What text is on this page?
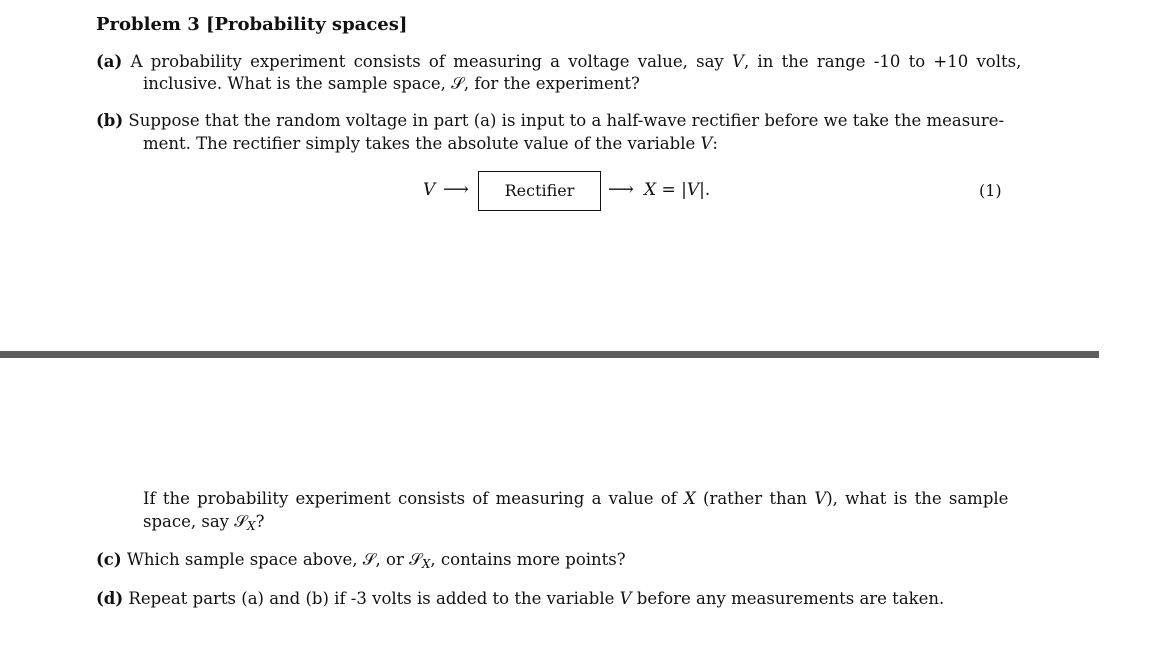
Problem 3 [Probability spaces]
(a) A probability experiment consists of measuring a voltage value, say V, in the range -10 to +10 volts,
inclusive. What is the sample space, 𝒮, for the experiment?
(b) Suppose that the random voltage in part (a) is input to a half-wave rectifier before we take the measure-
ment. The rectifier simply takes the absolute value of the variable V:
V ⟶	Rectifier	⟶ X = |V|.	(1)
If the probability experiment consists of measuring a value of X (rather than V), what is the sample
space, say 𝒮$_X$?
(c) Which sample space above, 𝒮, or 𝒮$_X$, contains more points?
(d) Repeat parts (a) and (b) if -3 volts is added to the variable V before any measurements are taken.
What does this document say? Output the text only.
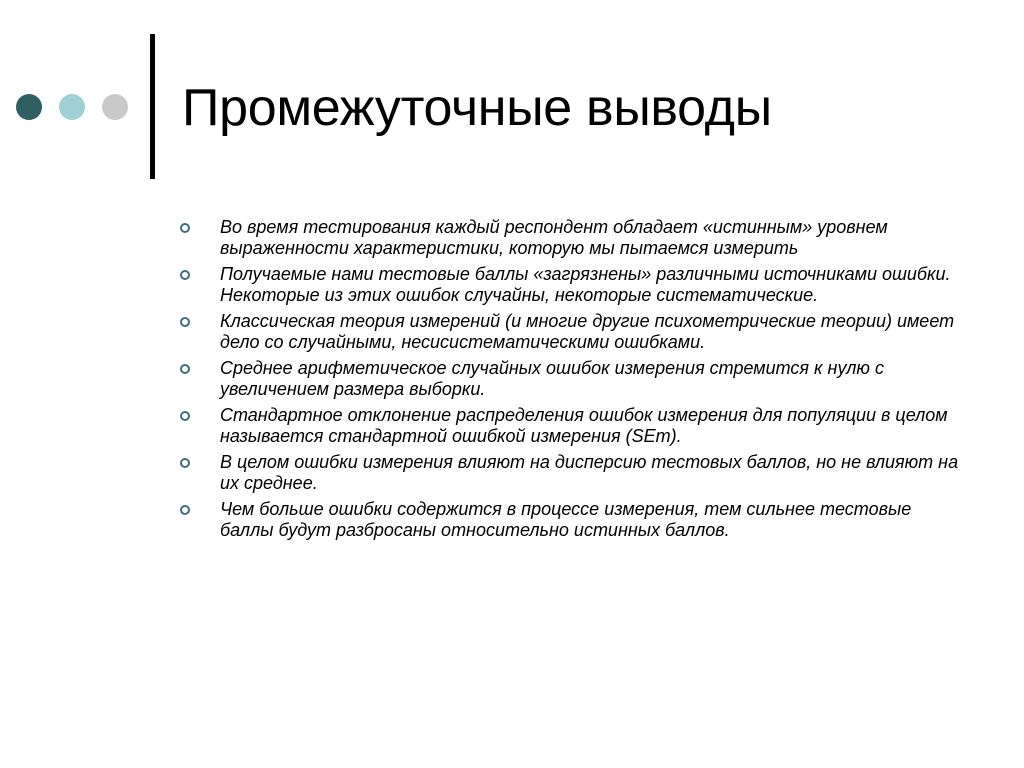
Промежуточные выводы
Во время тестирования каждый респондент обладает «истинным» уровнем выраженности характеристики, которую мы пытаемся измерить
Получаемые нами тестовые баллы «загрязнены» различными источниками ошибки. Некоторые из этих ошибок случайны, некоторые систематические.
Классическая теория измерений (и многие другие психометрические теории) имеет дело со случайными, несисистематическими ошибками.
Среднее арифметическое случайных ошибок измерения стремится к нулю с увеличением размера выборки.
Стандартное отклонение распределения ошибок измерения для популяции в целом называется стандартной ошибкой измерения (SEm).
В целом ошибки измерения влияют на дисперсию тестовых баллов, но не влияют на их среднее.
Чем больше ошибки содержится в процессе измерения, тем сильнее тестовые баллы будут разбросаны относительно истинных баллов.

☆ ☆ ☆ ☆ ☆

## Brief:
From the data above, show each line that contains "text".

## Completed task:
What text is on this page?
What does this document say? Output the text only.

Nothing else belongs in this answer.